▶ Given task
Records follow. Copy every line with "Expected".

▶ Given entries
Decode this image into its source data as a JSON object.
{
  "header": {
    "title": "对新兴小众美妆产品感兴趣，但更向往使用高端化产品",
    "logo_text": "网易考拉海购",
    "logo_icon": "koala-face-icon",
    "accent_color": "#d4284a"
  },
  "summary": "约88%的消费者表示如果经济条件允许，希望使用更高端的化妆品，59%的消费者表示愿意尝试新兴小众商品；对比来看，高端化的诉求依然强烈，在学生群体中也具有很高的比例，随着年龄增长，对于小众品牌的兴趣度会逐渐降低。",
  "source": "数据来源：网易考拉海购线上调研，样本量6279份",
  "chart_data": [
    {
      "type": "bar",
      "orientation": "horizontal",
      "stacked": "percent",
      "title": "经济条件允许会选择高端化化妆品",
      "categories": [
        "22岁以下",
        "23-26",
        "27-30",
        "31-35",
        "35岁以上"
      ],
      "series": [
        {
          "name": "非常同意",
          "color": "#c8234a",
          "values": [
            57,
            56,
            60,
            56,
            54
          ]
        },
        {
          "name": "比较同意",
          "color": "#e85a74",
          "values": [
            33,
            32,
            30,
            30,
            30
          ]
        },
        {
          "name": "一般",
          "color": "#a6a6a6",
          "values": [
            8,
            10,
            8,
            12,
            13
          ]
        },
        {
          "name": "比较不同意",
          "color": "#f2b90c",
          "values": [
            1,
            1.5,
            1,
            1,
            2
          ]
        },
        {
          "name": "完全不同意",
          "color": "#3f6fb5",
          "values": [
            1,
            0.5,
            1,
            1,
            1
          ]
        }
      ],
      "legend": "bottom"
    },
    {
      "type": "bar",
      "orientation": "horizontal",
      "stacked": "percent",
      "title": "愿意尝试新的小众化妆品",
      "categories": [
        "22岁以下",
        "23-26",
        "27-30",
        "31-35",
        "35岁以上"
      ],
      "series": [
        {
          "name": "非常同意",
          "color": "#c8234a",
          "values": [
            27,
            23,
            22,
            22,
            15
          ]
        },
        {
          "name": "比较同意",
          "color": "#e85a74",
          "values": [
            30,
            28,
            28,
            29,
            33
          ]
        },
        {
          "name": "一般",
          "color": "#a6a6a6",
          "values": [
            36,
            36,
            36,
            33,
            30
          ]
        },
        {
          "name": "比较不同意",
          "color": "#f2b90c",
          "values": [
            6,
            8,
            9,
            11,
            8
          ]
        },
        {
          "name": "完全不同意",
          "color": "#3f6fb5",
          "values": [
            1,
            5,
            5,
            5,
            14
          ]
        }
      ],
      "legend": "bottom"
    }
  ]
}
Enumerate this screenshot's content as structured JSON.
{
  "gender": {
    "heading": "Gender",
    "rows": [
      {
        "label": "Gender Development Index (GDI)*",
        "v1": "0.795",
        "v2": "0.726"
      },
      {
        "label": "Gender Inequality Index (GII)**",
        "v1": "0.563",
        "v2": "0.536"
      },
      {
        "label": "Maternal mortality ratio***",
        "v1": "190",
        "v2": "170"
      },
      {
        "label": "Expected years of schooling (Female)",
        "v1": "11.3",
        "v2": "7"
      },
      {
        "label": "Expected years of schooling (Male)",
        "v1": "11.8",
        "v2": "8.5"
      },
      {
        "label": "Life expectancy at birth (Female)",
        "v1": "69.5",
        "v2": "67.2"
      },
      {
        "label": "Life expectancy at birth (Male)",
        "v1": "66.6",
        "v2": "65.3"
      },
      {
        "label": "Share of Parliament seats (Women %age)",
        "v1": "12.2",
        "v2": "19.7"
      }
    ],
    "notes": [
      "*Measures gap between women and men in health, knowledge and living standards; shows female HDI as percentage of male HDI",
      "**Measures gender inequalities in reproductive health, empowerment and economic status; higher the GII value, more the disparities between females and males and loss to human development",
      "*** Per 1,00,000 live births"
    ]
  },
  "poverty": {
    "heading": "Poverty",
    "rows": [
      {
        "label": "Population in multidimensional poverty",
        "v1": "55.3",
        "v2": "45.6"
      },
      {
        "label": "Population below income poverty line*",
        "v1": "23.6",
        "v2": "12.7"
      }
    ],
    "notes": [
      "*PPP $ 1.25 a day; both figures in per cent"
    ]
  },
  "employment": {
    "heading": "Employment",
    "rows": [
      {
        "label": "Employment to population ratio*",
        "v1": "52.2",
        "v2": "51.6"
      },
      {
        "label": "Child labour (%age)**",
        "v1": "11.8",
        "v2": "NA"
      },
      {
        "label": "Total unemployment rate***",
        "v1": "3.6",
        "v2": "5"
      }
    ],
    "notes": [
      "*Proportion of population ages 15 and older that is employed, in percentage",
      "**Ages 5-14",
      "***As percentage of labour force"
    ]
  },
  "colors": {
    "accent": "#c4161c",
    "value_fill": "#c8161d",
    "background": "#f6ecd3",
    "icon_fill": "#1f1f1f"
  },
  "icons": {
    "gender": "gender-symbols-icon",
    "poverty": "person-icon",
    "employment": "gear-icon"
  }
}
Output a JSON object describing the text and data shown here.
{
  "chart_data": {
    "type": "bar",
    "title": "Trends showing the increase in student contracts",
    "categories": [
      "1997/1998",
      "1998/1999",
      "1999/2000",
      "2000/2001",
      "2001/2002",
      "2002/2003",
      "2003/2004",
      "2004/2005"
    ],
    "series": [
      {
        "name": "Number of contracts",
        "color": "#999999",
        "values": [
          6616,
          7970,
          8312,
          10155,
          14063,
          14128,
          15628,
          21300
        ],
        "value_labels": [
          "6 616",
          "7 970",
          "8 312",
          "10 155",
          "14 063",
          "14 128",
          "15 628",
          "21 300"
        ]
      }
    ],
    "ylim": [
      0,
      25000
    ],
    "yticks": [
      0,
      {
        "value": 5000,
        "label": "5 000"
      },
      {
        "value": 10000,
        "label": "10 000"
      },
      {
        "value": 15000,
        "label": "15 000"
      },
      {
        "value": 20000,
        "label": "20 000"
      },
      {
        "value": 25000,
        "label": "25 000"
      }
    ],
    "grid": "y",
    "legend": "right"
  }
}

▶ Final result
        "label": "Expected years of schooling (Female)",
        "label": "Expected years of schooling (Male)",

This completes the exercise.